Exercise aim: Filter out everything except lines holding "Schneider".

Records:

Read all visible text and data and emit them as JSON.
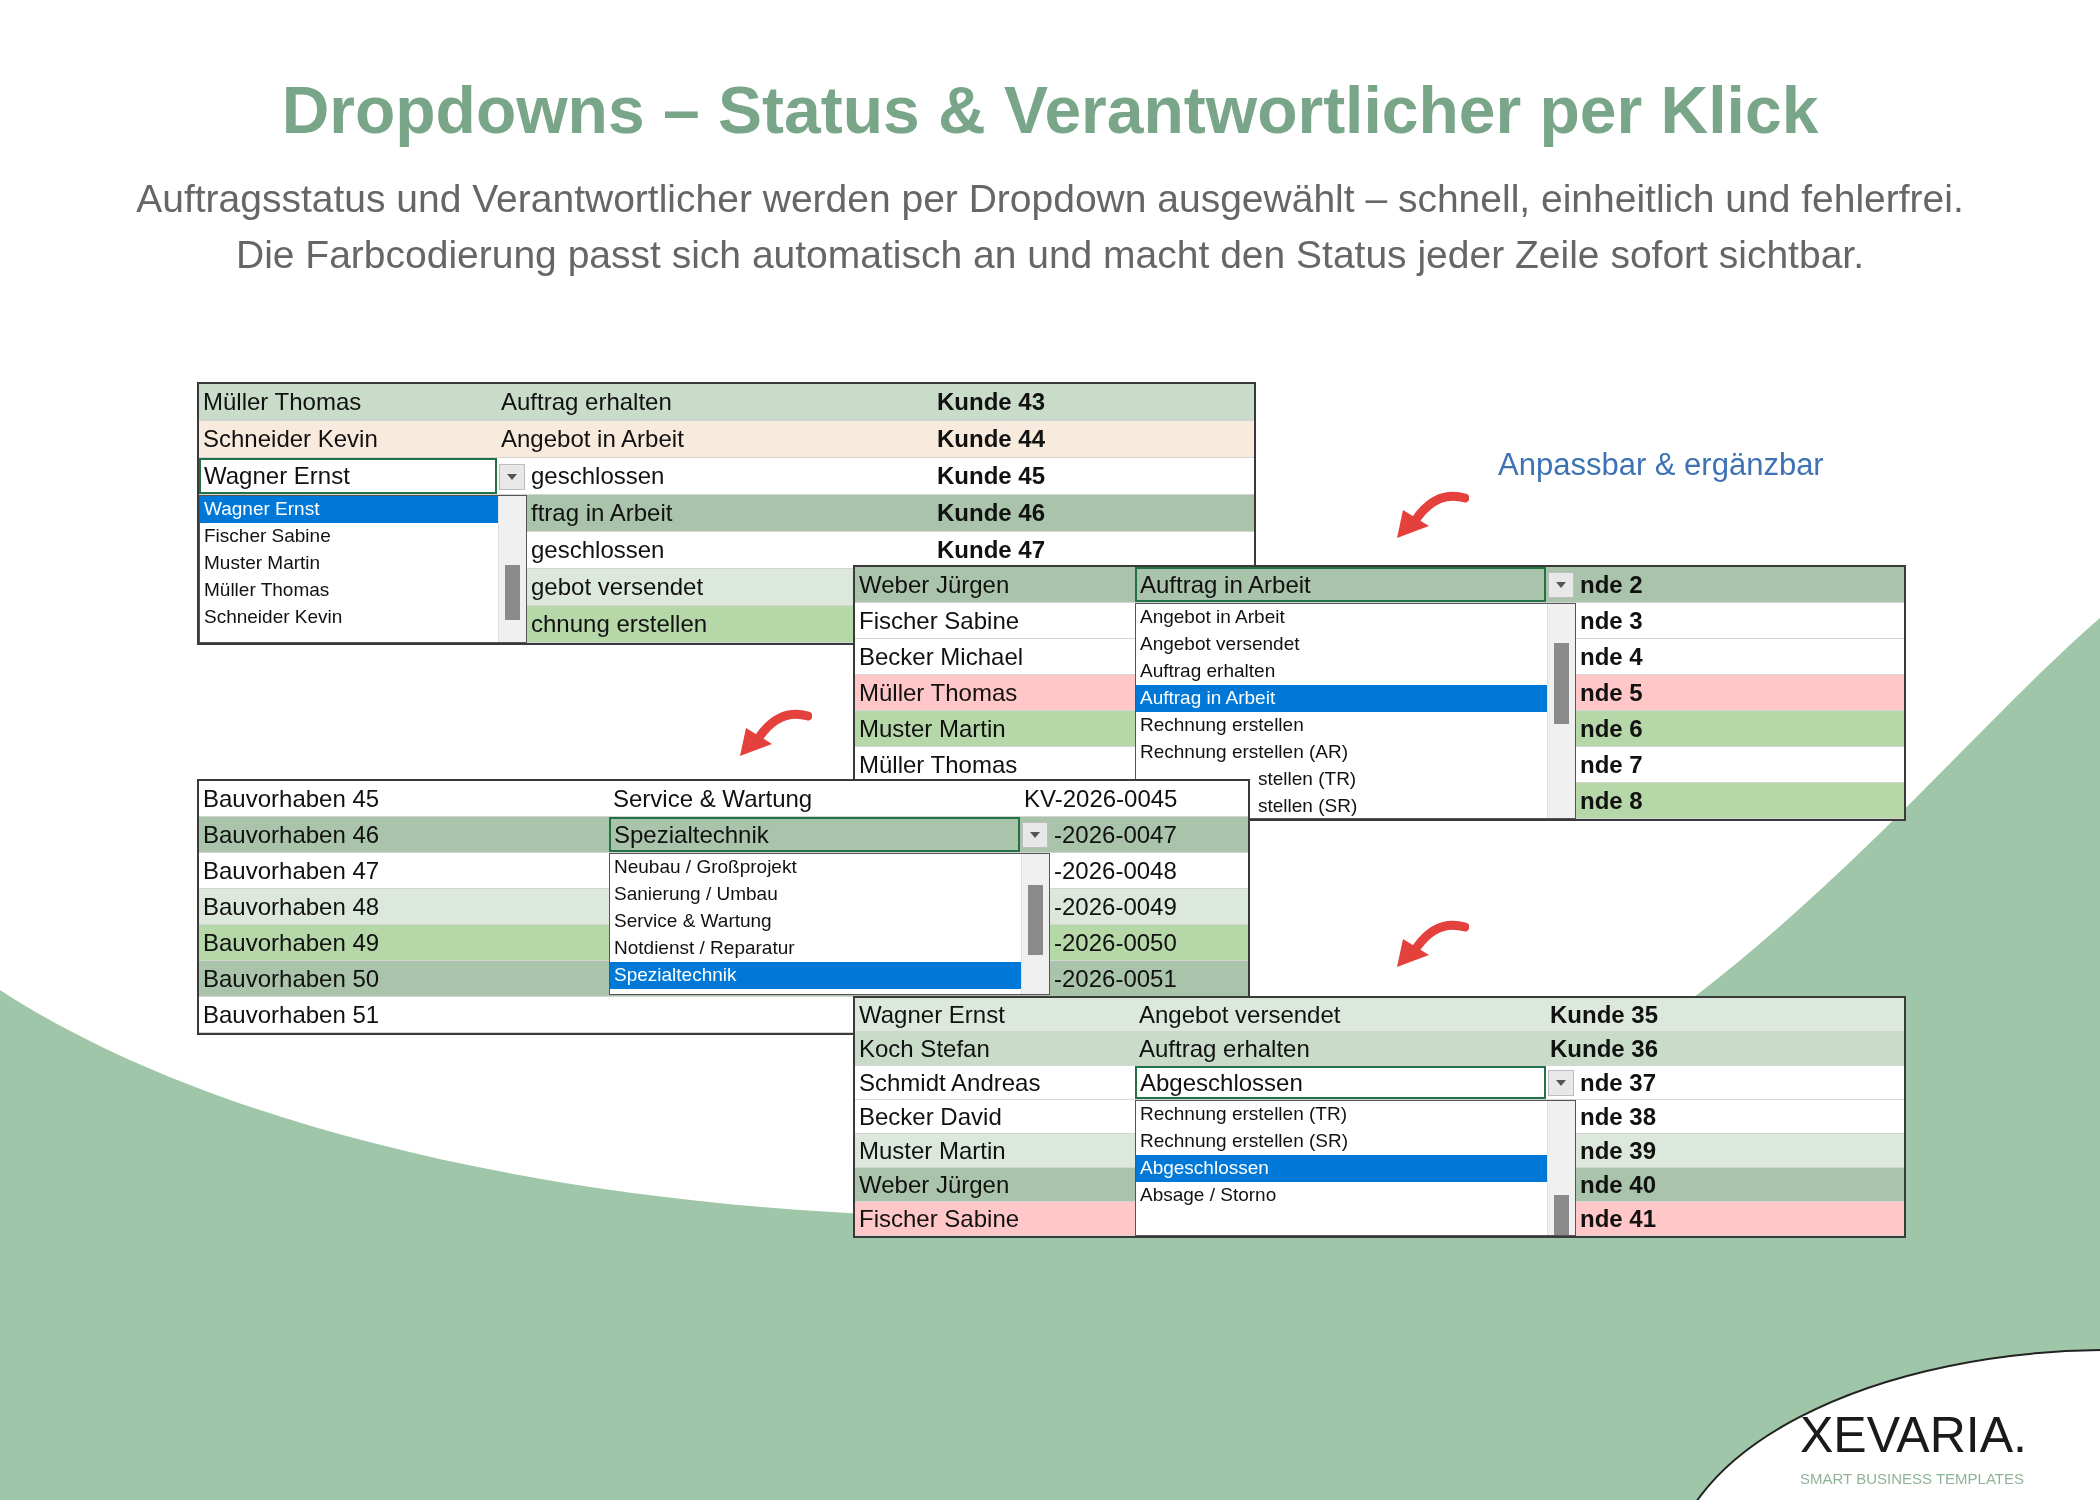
{
  "title": "Dropdowns – Status & Verantwortlicher per Klick",
  "subtitle": [
    "Auftragsstatus und Verantwortlicher werden per Dropdown ausgewählt – schnell, einheitlich und fehlerfrei.",
    "Die Farbcodierung passt sich automatisch an und macht den Status jeder Zeile sofort sichtbar."
  ],
  "note": "Anpassbar & ergänzbar",
  "panels": [
    {
      "rows": [
        {
          "cells": [
            "Müller Thomas",
            "Auftrag erhalten",
            "Kunde 43"
          ],
          "color": "#c9dcca",
          "selected": false
        },
        {
          "cells": [
            "Schneider Kevin",
            "Angebot in Arbeit",
            "Kunde 44"
          ],
          "color": "#f8eadd",
          "selected": false
        },
        {
          "cells": [
            "Wagner Ernst",
            "geschlossen",
            "Kunde 45"
          ],
          "color": "#ffffff",
          "selected": true
        },
        {
          "cells": [
            null,
            "ftrag in Arbeit",
            "Kunde 46"
          ],
          "color": "#a9c4aa",
          "selected": false
        },
        {
          "cells": [
            null,
            "geschlossen",
            "Kunde 47"
          ],
          "color": "#ffffff",
          "selected": false
        },
        {
          "cells": [
            null,
            "gebot versendet",
            null
          ],
          "color": "#dde8dd",
          "selected": false
        },
        {
          "cells": [
            null,
            "chnung erstellen",
            null
          ],
          "color": "#b6d7a8",
          "selected": false
        }
      ],
      "options": [
        {
          "label": "Wagner Ernst",
          "selected": true
        },
        {
          "label": "Fischer Sabine",
          "selected": false
        },
        {
          "label": "Muster Martin",
          "selected": false
        },
        {
          "label": "Müller Thomas",
          "selected": false
        },
        {
          "label": "Schneider Kevin",
          "selected": false
        }
      ]
    },
    {
      "rows": [
        {
          "cells": [
            "Weber Jürgen",
            "Auftrag in Arbeit",
            "nde 2"
          ],
          "color": "#a9c4aa",
          "selected": true
        },
        {
          "cells": [
            "Fischer Sabine",
            null,
            "nde 3"
          ],
          "color": "#ffffff",
          "selected": false
        },
        {
          "cells": [
            "Becker Michael",
            null,
            "nde 4"
          ],
          "color": "#ffffff",
          "selected": false
        },
        {
          "cells": [
            "Müller Thomas",
            null,
            "nde 5"
          ],
          "color": "#ffc7c7",
          "selected": false
        },
        {
          "cells": [
            "Muster Martin",
            null,
            "nde 6"
          ],
          "color": "#b6d7a8",
          "selected": false
        },
        {
          "cells": [
            "Müller Thomas",
            null,
            "nde 7"
          ],
          "color": "#ffffff",
          "selected": false
        },
        {
          "cells": [
            null,
            null,
            "nde 8"
          ],
          "color": "#b6d7a8",
          "selected": false
        }
      ],
      "options": [
        {
          "label": "Angebot in Arbeit",
          "selected": false
        },
        {
          "label": "Angebot versendet",
          "selected": false
        },
        {
          "label": "Auftrag erhalten",
          "selected": false
        },
        {
          "label": "Auftrag in Arbeit",
          "selected": true
        },
        {
          "label": "Rechnung erstellen",
          "selected": false
        },
        {
          "label": "Rechnung erstellen (AR)",
          "selected": false
        },
        {
          "label": "stellen (TR)",
          "selected": false
        },
        {
          "label": "stellen (SR)",
          "selected": false
        }
      ]
    },
    {
      "rows": [
        {
          "cells": [
            "Bauvorhaben 45",
            "Service & Wartung",
            "KV-2026-0045"
          ],
          "color": "#ffffff",
          "selected": false
        },
        {
          "cells": [
            "Bauvorhaben 46",
            "Spezialtechnik",
            "-2026-0047"
          ],
          "color": "#a9c4aa",
          "selected": true
        },
        {
          "cells": [
            "Bauvorhaben 47",
            null,
            "-2026-0048"
          ],
          "color": "#ffffff",
          "selected": false
        },
        {
          "cells": [
            "Bauvorhaben 48",
            null,
            "-2026-0049"
          ],
          "color": "#dde8dd",
          "selected": false
        },
        {
          "cells": [
            "Bauvorhaben 49",
            null,
            "-2026-0050"
          ],
          "color": "#b6d7a8",
          "selected": false
        },
        {
          "cells": [
            "Bauvorhaben 50",
            null,
            "-2026-0051"
          ],
          "color": "#a9c4aa",
          "selected": false
        },
        {
          "cells": [
            "Bauvorhaben 51",
            null,
            null
          ],
          "color": "#ffffff",
          "selected": false
        }
      ],
      "options": [
        {
          "label": "Neubau / Großprojekt",
          "selected": false
        },
        {
          "label": "Sanierung / Umbau",
          "selected": false
        },
        {
          "label": "Service & Wartung",
          "selected": false
        },
        {
          "label": "Notdienst / Reparatur",
          "selected": false
        },
        {
          "label": "Spezialtechnik",
          "selected": true
        }
      ]
    },
    {
      "rows": [
        {
          "cells": [
            "Wagner Ernst",
            "Angebot versendet",
            "Kunde 35"
          ],
          "color": "#dde8dd",
          "selected": false
        },
        {
          "cells": [
            "Koch Stefan",
            "Auftrag erhalten",
            "Kunde 36"
          ],
          "color": "#c9dcca",
          "selected": false
        },
        {
          "cells": [
            "Schmidt Andreas",
            "Abgeschlossen",
            "nde 37"
          ],
          "color": "#ffffff",
          "selected": true
        },
        {
          "cells": [
            "Becker David",
            null,
            "nde 38"
          ],
          "color": "#ffffff",
          "selected": false
        },
        {
          "cells": [
            "Muster Martin",
            null,
            "nde 39"
          ],
          "color": "#dde8dd",
          "selected": false
        },
        {
          "cells": [
            "Weber Jürgen",
            null,
            "nde 40"
          ],
          "color": "#a9c4aa",
          "selected": false
        },
        {
          "cells": [
            "Fischer Sabine",
            null,
            "nde 41"
          ],
          "color": "#ffc7c7",
          "selected": false
        }
      ],
      "options": [
        {
          "label": "Rechnung erstellen (TR)",
          "selected": false
        },
        {
          "label": "Rechnung erstellen (SR)",
          "selected": false
        },
        {
          "label": "Abgeschlossen",
          "selected": true
        },
        {
          "label": "Absage / Storno",
          "selected": false
        }
      ]
    }
  ],
  "logo": {
    "name": "XEVARIA.",
    "tagline": "SMART BUSINESS TEMPLATES"
  }
}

Answer to this problem:
            "Schneider Kevin",
          "label": "Schneider Kevin",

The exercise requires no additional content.